==== Data excerpts ====
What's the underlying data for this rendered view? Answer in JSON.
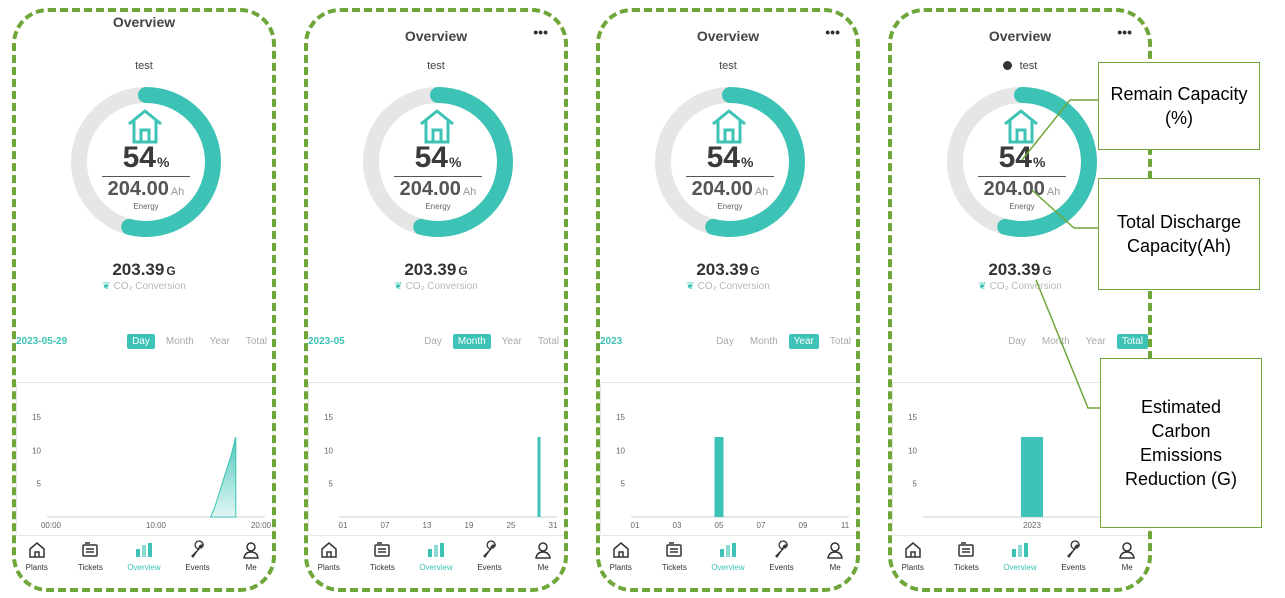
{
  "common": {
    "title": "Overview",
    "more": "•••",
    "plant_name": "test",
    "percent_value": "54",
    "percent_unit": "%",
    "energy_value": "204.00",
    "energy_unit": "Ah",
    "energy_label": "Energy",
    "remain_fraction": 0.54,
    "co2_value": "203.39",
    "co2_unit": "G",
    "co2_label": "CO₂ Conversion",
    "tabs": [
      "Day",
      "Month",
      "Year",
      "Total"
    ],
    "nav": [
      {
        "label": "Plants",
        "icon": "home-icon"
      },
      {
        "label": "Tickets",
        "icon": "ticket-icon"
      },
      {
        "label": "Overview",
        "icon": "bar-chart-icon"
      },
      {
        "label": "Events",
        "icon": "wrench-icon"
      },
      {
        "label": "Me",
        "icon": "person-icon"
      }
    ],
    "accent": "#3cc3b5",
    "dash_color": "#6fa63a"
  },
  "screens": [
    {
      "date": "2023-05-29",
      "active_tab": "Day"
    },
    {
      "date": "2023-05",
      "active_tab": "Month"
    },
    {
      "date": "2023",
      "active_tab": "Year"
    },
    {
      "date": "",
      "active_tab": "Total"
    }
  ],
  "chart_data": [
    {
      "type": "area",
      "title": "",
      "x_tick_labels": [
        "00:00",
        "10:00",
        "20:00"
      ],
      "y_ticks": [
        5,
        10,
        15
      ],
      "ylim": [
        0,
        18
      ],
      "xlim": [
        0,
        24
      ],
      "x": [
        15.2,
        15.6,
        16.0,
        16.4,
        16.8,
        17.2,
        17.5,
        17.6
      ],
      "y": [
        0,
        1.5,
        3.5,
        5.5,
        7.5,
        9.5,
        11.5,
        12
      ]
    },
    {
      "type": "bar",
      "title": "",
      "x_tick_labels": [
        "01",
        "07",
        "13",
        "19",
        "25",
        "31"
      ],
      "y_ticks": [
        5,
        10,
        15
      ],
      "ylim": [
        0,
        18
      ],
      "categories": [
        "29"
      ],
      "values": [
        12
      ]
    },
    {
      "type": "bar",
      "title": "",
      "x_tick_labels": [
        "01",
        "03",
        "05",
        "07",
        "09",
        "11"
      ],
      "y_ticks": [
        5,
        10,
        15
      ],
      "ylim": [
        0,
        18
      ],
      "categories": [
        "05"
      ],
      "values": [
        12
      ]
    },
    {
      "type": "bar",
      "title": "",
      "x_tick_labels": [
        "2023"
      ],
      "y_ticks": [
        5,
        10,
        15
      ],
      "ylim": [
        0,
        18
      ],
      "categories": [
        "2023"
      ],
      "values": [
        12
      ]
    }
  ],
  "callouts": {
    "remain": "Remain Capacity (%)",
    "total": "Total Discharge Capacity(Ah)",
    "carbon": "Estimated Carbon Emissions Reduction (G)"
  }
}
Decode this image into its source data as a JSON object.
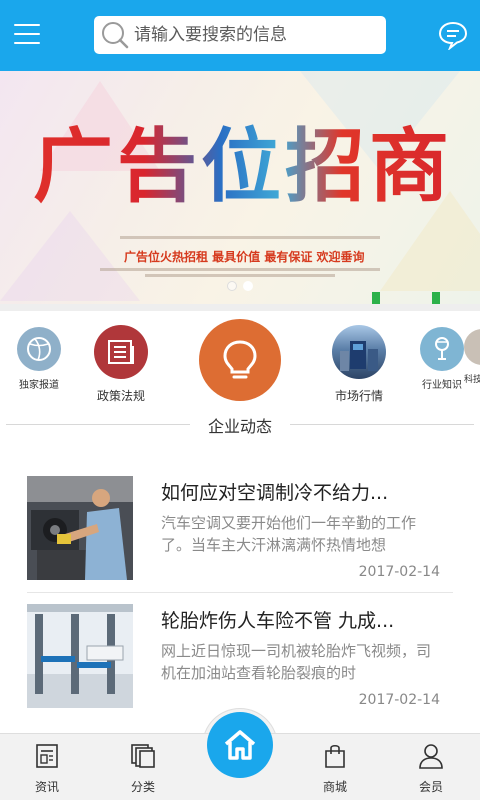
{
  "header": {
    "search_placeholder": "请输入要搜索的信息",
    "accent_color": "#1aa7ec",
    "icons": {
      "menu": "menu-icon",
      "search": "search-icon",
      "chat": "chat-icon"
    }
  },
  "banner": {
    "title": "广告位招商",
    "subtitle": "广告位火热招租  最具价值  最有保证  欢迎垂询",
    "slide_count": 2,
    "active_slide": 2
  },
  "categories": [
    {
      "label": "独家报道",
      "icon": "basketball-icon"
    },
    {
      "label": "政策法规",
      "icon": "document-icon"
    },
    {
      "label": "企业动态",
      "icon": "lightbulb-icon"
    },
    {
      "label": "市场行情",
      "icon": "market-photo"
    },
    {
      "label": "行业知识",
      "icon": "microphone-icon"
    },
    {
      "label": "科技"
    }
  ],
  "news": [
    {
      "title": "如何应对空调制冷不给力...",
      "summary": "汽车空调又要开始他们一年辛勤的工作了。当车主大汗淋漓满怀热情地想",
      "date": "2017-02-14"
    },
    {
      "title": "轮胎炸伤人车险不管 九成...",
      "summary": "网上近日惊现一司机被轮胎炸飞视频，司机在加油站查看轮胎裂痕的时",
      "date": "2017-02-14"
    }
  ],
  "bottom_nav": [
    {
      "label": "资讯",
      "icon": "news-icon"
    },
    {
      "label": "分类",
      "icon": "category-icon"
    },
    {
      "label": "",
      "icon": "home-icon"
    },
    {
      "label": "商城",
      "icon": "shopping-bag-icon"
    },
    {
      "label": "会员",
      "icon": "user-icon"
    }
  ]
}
====
What is expected
Return each line exactly as written. Any picture gets left out.

Output for this task
What's the underlying data for this rendered view? Answer in JSON.
{
  "common": {
    "title": "Overview",
    "more": "•••",
    "plant_name": "test",
    "percent_value": "54",
    "percent_unit": "%",
    "energy_value": "204.00",
    "energy_unit": "Ah",
    "energy_label": "Energy",
    "remain_fraction": 0.54,
    "co2_value": "203.39",
    "co2_unit": "G",
    "co2_label": "CO₂ Conversion",
    "tabs": [
      "Day",
      "Month",
      "Year",
      "Total"
    ],
    "nav": [
      {
        "label": "Plants",
        "icon": "home-icon"
      },
      {
        "label": "Tickets",
        "icon": "ticket-icon"
      },
      {
        "label": "Overview",
        "icon": "bar-chart-icon"
      },
      {
        "label": "Events",
        "icon": "wrench-icon"
      },
      {
        "label": "Me",
        "icon": "person-icon"
      }
    ],
    "accent": "#3cc3b5",
    "dash_color": "#6fa63a"
  },
  "screens": [
    {
      "date": "2023-05-29",
      "active_tab": "Day"
    },
    {
      "date": "2023-05",
      "active_tab": "Month"
    },
    {
      "date": "2023",
      "active_tab": "Year"
    },
    {
      "date": "",
      "active_tab": "Total"
    }
  ],
  "chart_data": [
    {
      "type": "area",
      "title": "",
      "x_tick_labels": [
        "00:00",
        "10:00",
        "20:00"
      ],
      "y_ticks": [
        5,
        10,
        15
      ],
      "ylim": [
        0,
        18
      ],
      "xlim": [
        0,
        24
      ],
      "x": [
        15.2,
        15.6,
        16.0,
        16.4,
        16.8,
        17.2,
        17.5,
        17.6
      ],
      "y": [
        0,
        1.5,
        3.5,
        5.5,
        7.5,
        9.5,
        11.5,
        12
      ]
    },
    {
      "type": "bar",
      "title": "",
      "x_tick_labels": [
        "01",
        "07",
        "13",
        "19",
        "25",
        "31"
      ],
      "y_ticks": [
        5,
        10,
        15
      ],
      "ylim": [
        0,
        18
      ],
      "categories": [
        "29"
      ],
      "values": [
        12
      ]
    },
    {
      "type": "bar",
      "title": "",
      "x_tick_labels": [
        "01",
        "03",
        "05",
        "07",
        "09",
        "11"
      ],
      "y_ticks": [
        5,
        10,
        15
      ],
      "ylim": [
        0,
        18
      ],
      "categories": [
        "05"
      ],
      "values": [
        12
      ]
    },
    {
      "type": "bar",
      "title": "",
      "x_tick_labels": [
        "2023"
      ],
      "y_ticks": [
        5,
        10,
        15
      ],
      "ylim": [
        0,
        18
      ],
      "categories": [
        "2023"
      ],
      "values": [
        12
      ]
    }
  ],
  "callouts": {
    "remain": "Remain Capacity (%)",
    "total": "Total Discharge Capacity(Ah)",
    "carbon": "Estimated Carbon Emissions Reduction (G)"
  }
}
Decode this image into its source data as a JSON object.
{
  "header": {
    "search_placeholder": "请输入要搜索的信息",
    "accent_color": "#1aa7ec",
    "icons": {
      "menu": "menu-icon",
      "search": "search-icon",
      "chat": "chat-icon"
    }
  },
  "banner": {
    "title": "广告位招商",
    "subtitle": "广告位火热招租  最具价值  最有保证  欢迎垂询",
    "slide_count": 2,
    "active_slide": 2
  },
  "categories": [
    {
      "label": "独家报道",
      "icon": "basketball-icon"
    },
    {
      "label": "政策法规",
      "icon": "document-icon"
    },
    {
      "label": "企业动态",
      "icon": "lightbulb-icon"
    },
    {
      "label": "市场行情",
      "icon": "market-photo"
    },
    {
      "label": "行业知识",
      "icon": "microphone-icon"
    },
    {
      "label": "科技"
    }
  ],
  "news": [
    {
      "title": "如何应对空调制冷不给力...",
      "summary": "汽车空调又要开始他们一年辛勤的工作了。当车主大汗淋漓满怀热情地想",
      "date": "2017-02-14"
    },
    {
      "title": "轮胎炸伤人车险不管 九成...",
      "summary": "网上近日惊现一司机被轮胎炸飞视频，司机在加油站查看轮胎裂痕的时",
      "date": "2017-02-14"
    }
  ],
  "bottom_nav": [
    {
      "label": "资讯",
      "icon": "news-icon"
    },
    {
      "label": "分类",
      "icon": "category-icon"
    },
    {
      "label": "",
      "icon": "home-icon"
    },
    {
      "label": "商城",
      "icon": "shopping-bag-icon"
    },
    {
      "label": "会员",
      "icon": "user-icon"
    }
  ]
}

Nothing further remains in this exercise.